- [TASK DESCRIPTION]: The records below must be transcribed exactly. Do not include the pictures.

- [RECORDS FOR THE EXERCISE]:

* * * *

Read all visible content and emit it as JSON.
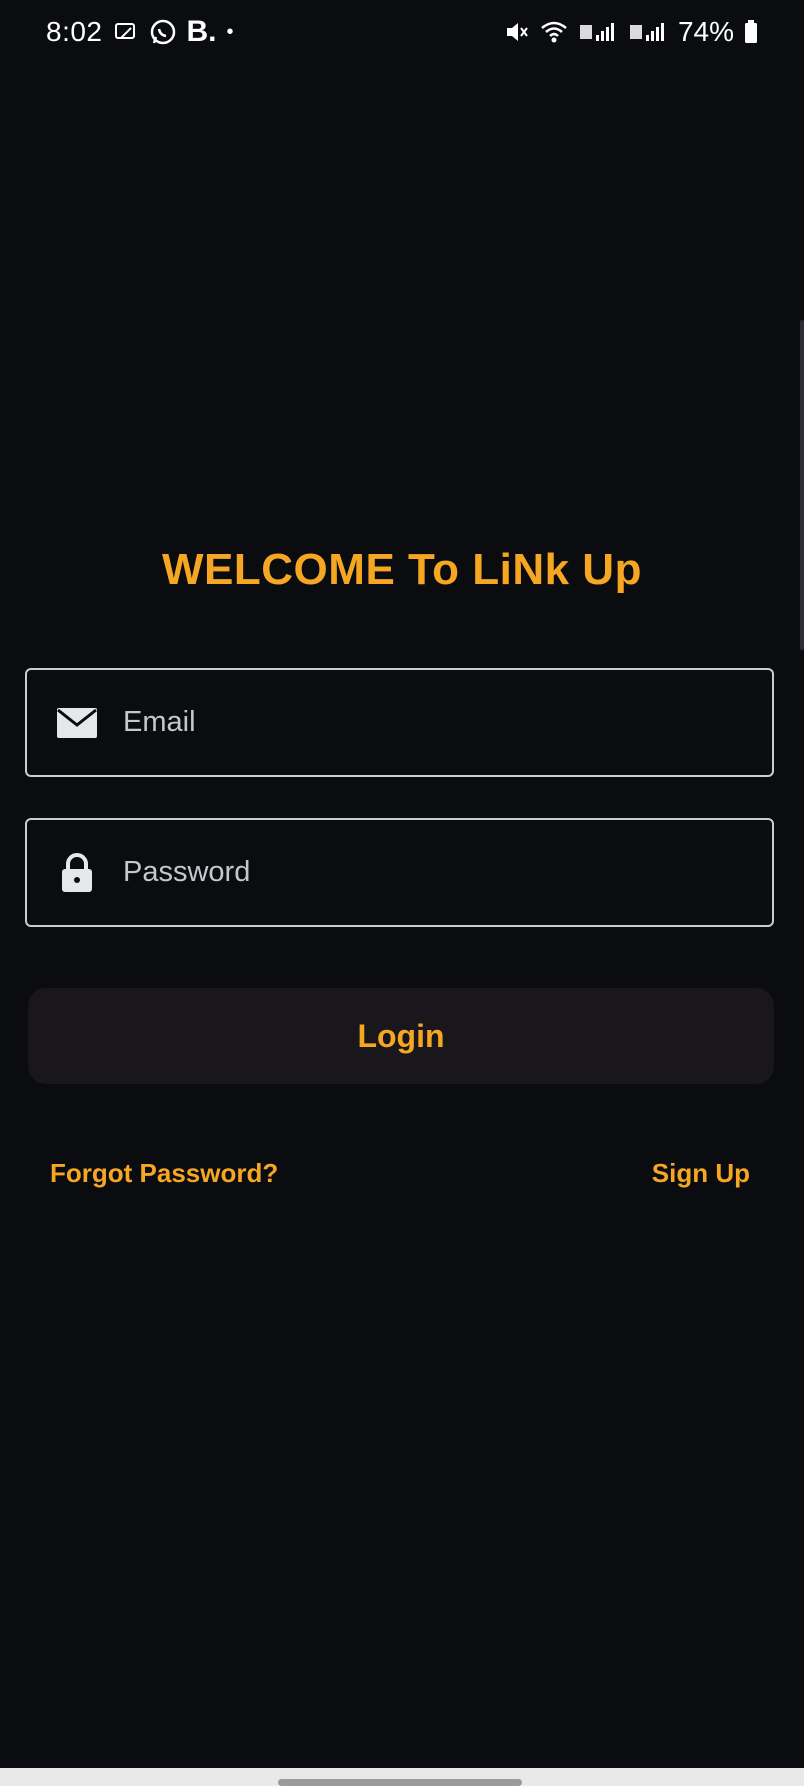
{
  "status_bar": {
    "time": "8:02",
    "carrier_letter": "B.",
    "dot": "•",
    "battery": "74%"
  },
  "login": {
    "title": "WELCOME To LiNk Up",
    "email_placeholder": "Email",
    "password_placeholder": "Password",
    "login_label": "Login",
    "forgot_label": "Forgot Password?",
    "signup_label": "Sign Up"
  },
  "icons": {
    "email": "envelope-icon",
    "password": "lock-icon"
  },
  "colors": {
    "accent": "#f5a623",
    "background": "#0a0c10",
    "button_bg": "#1a171c",
    "field_border": "#c9ccd2"
  }
}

* * * *

- [ANSWER BELOW]:
Read all visible content and emit it as JSON.
{
  "status_bar": {
    "time": "8:02",
    "carrier_letter": "B.",
    "dot": "•",
    "battery": "74%"
  },
  "login": {
    "title": "WELCOME To LiNk Up",
    "email_placeholder": "Email",
    "password_placeholder": "Password",
    "login_label": "Login",
    "forgot_label": "Forgot Password?",
    "signup_label": "Sign Up"
  },
  "icons": {
    "email": "envelope-icon",
    "password": "lock-icon"
  },
  "colors": {
    "accent": "#f5a623",
    "background": "#0a0c10",
    "button_bg": "#1a171c",
    "field_border": "#c9ccd2"
  }
}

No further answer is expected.